> [REQUIREMENTS]: Identify the lines containing the word "this". Copy each one.

........

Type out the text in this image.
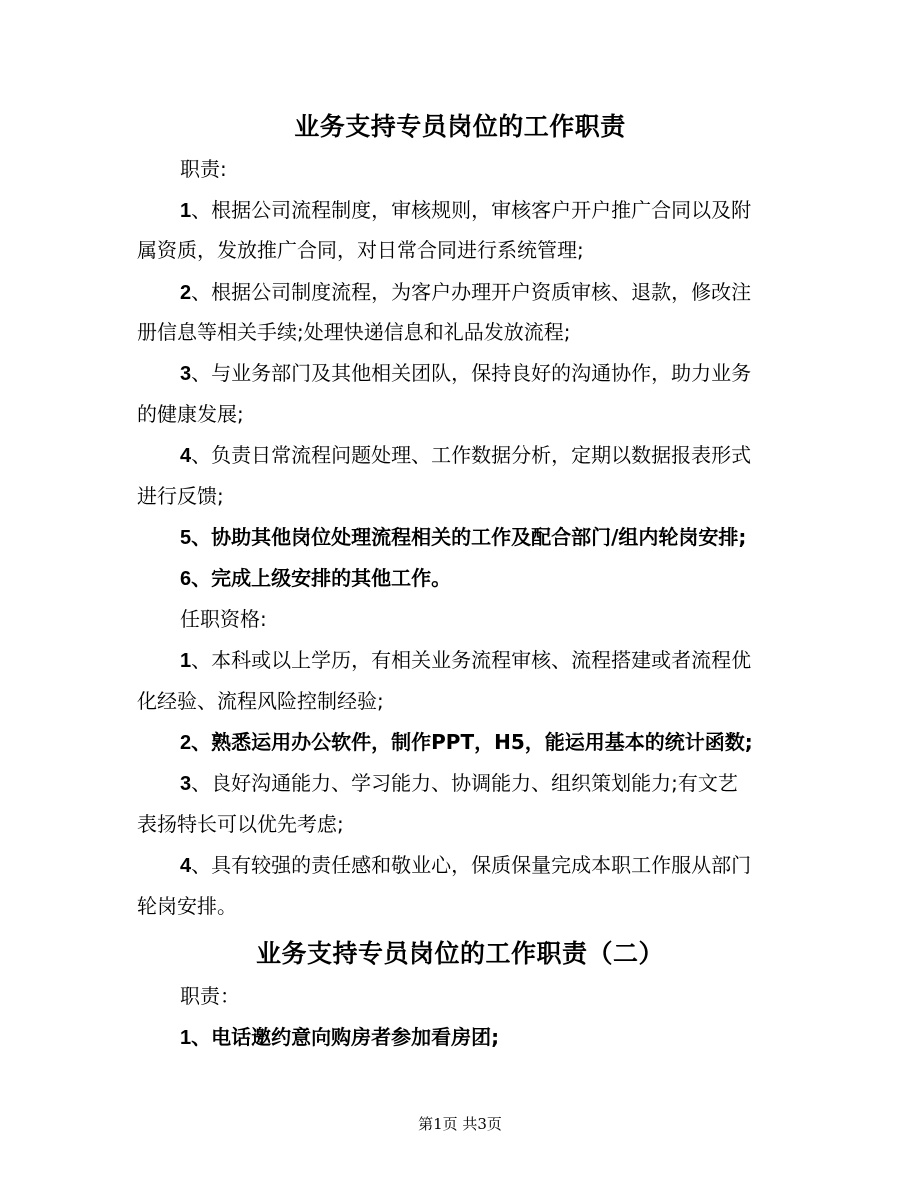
业务支持专员岗位的工作职责
职责:
1、根据公司流程制度，审核规则，审核客户开户推广合同以及附
属资质，发放推广合同，对日常合同进行系统管理;
2、根据公司制度流程，为客户办理开户资质审核、退款，修改注
册信息等相关手续;处理快递信息和礼品发放流程;
3、与业务部门及其他相关团队，保持良好的沟通协作，助力业务
的健康发展;
4、负责日常流程问题处理、工作数据分析，定期以数据报表形式
进行反馈;
5、协助其他岗位处理流程相关的工作及配合部门/组内轮岗安排;
6、完成上级安排的其他工作。
任职资格:
1、本科或以上学历，有相关业务流程审核、流程搭建或者流程优
化经验、流程风险控制经验;
2、熟悉运用办公软件，制作PPT，H5，能运用基本的统计函数;
3、良好沟通能力、学习能力、协调能力、组织策划能力;有文艺
表扬特长可以优先考虑;
4、具有较强的责任感和敬业心，保质保量完成本职工作服从部门
轮岗安排。
业务支持专员岗位的工作职责（二）
职责：
1、电话邀约意向购房者参加看房团;
第1页 共3页
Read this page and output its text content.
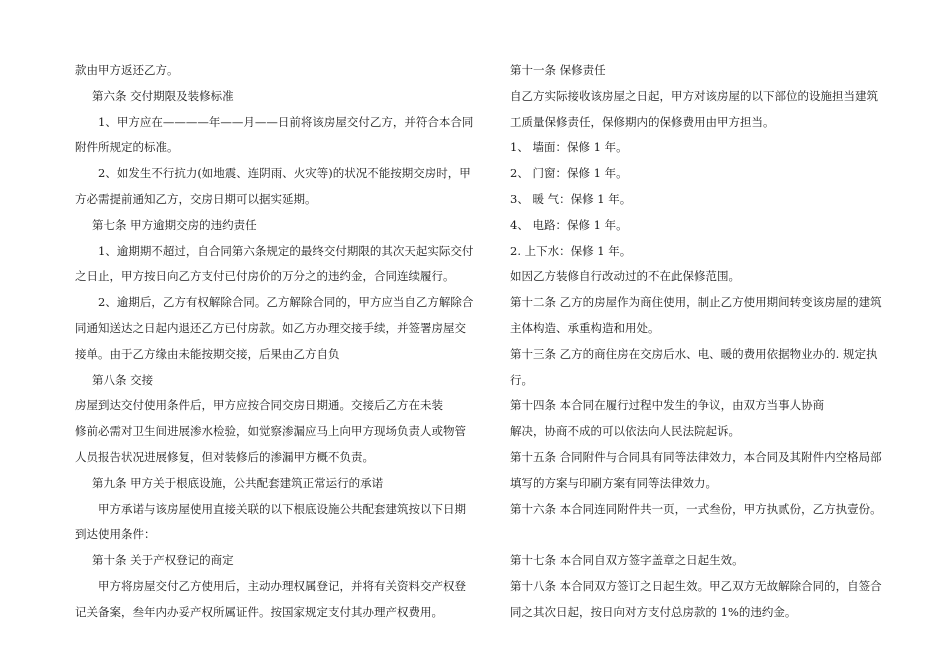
款由甲方返还乙方。
第六条 交付期限及装修标准
1、甲方应在————年——月——日前将该房屋交付乙方，并符合本合同
附件所规定的标准。
2、如发生不行抗力(如地震、连阴雨、火灾等)的状况不能按期交房时，甲
方必需提前通知乙方，交房日期可以据实延期。
第七条 甲方逾期交房的违约责任
1、逾期期不超过，自合同第六条规定的最终交付期限的其次天起实际交付
之日止，甲方按日向乙方支付已付房价的万分之的违约金，合同连续履行。
2、逾期后，乙方有权解除合同。乙方解除合同的，甲方应当自乙方解除合
同通知送达之日起内退还乙方已付房款。如乙方办理交接手续，并签署房屋交
接单。由于乙方缘由未能按期交接，后果由乙方自负
第八条 交接
房屋到达交付使用条件后，甲方应按合同交房日期通。交接后乙方在未装
修前必需对卫生间进展渗水检验，如觉察渗漏应马上向甲方现场负责人或物管
人员报告状况进展修复，但对装修后的渗漏甲方概不负责。
第九条 甲方关于根底设施，公共配套建筑正常运行的承诺
甲方承诺与该房屋使用直接关联的以下根底设施公共配套建筑按以下日期
到达使用条件：
第十条 关于产权登记的商定
甲方将房屋交付乙方使用后，主动办理权属登记，并将有关资料交产权登
记关备案，叁年内办妥产权所属证件。按国家规定支付其办理产权费用。
第十一条 保修责任
自乙方实际接收该房屋之日起，甲方对该房屋的以下部位的设施担当建筑
工质量保修责任，保修期内的保修费用由甲方担当。
1、 墙面：保修 1 年。
2、 门窗：保修 1 年。
3、 暖 气：保修 1 年。
4、 电路：保修 1 年。
2. 上下水：保修 1 年。
如因乙方装修自行改动过的不在此保修范围。
第十二条 乙方的房屋作为商住使用，制止乙方使用期间转变该房屋的建筑
主体构造、承重构造和用处。
第十三条 乙方的商住房在交房后水、电、暖的费用依据物业办的. 规定执
行。
第十四条 本合同在履行过程中发生的争议，由双方当事人协商
解决，协商不成的可以依法向人民法院起诉。
第十五条 合同附件与合同具有同等法律效力，本合同及其附件内空格局部
填写的方案与印刷方案有同等法律效力。
第十六条 本合同连同附件共一页，一式叁份，甲方执贰份，乙方执壹份。
第十七条 本合同自双方签字盖章之日起生效。
第十八条 本合同双方签订之日起生效。甲乙双方无故解除合同的，自签合
同之其次日起，按日向对方支付总房款的 1%的违约金。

........

> [REPLY TO THE EXERCISE]:
Type out the text in this image.
Read this page and output its text content.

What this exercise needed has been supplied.